▶ Required work:
For the material that follows, list every line containing the word "other".

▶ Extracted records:
-------
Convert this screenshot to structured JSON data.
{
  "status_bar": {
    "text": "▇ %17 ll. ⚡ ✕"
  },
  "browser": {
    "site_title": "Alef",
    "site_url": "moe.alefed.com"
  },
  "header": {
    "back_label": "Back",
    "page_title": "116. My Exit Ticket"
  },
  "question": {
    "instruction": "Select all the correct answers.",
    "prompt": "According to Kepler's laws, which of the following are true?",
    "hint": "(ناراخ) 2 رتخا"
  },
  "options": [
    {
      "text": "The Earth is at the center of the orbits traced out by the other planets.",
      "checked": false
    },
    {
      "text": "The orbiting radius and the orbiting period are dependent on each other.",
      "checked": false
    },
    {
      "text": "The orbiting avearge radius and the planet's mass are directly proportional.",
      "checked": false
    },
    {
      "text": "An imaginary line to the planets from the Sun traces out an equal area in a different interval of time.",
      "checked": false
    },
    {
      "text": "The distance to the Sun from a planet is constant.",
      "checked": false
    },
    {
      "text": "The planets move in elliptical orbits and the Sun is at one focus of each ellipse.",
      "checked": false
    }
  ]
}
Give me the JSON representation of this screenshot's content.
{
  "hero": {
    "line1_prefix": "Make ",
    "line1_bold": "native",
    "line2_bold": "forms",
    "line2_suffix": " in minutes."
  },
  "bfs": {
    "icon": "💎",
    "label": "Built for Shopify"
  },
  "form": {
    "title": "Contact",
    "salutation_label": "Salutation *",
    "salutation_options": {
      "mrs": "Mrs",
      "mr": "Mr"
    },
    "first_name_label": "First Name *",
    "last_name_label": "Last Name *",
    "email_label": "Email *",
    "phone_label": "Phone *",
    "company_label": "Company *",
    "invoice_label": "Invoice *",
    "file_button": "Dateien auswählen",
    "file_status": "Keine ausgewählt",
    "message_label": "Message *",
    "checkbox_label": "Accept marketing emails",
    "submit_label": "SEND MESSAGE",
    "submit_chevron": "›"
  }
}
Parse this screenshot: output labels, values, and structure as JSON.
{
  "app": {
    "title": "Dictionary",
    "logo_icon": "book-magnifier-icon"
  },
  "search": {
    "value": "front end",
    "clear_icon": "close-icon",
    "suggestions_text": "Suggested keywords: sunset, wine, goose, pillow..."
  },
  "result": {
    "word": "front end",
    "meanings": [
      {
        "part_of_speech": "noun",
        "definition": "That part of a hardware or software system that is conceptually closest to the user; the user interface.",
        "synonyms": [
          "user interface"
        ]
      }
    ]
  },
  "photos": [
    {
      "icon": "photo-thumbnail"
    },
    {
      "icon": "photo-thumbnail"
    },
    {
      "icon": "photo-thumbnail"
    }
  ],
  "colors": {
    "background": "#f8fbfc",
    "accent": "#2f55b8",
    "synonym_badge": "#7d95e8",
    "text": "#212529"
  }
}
-------
▶ Answer to this task:
      "text": "The Earth is at the center of the orbits traced out by the other planets.",
      "text": "The orbiting radius and the orbiting period are dependent on each other.",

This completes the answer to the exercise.